■ Text block:
* START *

# Need quoting advice for this lot



## Brant'sLawnCare (Jun 29, 2007)

Can you give me your best estimate for plowing the lot in the attached link. I know what I want to charge, but I'm new to commercial bidding and want to see if I'm in the ballpark.

http://maps.google.com/maps?f=q&hl=en&geocode=&q=west+bend+wi&ie=UTF8&ll=43.427959,-88.234184&spn=0.00084,0.001491&t=h&z=19

The widest dimension is 247x250 ft with a 130x130 ft building in the middle. There are also a few parking dividers to work around.

There is also 585 ft of sidewalk to blow.

Thanks a bunch,
Brant


----------



## cet (Oct 2, 2004)

One hour to 1 1/4 hours to plow. The only thing I see is you have to blow the walks into the parking lot. If you have a seperate sidewalk crew then you need them there first.


----------



## tls22 (Sep 30, 2007)

I dont kno what to charge....but that looks like a great lot to circle plow....i bet you can knock it out quick !xysport
I would say a hour with 2 trucks


----------



## Brant'sLawnCare (Jun 29, 2007)

* END *

■ Data lines:
* START *

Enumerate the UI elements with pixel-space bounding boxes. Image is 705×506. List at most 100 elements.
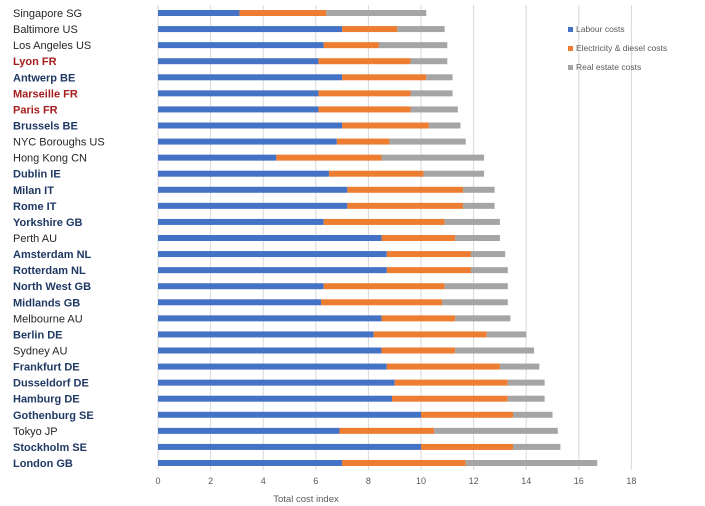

* END *

■ Stated goal A: In the snowplowing thread, translate this sentence into Spanish: "There is also 585 ft of sidewalk to blow."
■ Stated goal B: What is the widest dimension of the lot, according to the snowplowing thread?
■ Stated goal C: Carry on the snowplowing quote thread from the point where it stops.

■ Exercise answer A: También hay 585 pies de acera que despejar con el soplador.

■ Exercise answer B: 247 by 250 feet.

■ Exercise answer C:
cet;574646 said:


> One hour to 1 1/4 hours to plow. The only thing I see is you have to blow the walks into the parking lot. If you have a seperate sidewalk crew then you need them there first.


Yup, this is exactly what I was thinking. I have a driveway/sidewalk crew since all our resi's have us do everything. I also have a sub that may be working for me who has a skid steer which will be nice for the sidewalks by the road, and the parking stalls. I was thinking worst case scenario it would take about 2 hours with one of my trucks, so it sounds like I was a little high maybe, but in the ballpark.


----------



## Brant'sLawnCare (Jun 29, 2007)

tls22;574647 said:


> I dont kno what to charge....but that looks like a great lot to circle plow....i bet you can knock it out quick !xysport
> I would say a hour with 2 trucks


Yeah, the worst part is the parking stall dividers. Otherwise you could just fly around there. So, say $150-200 per push sound reasonable?? Plus of course extra for the walks and salting.


----------



## tls22 (Sep 30, 2007)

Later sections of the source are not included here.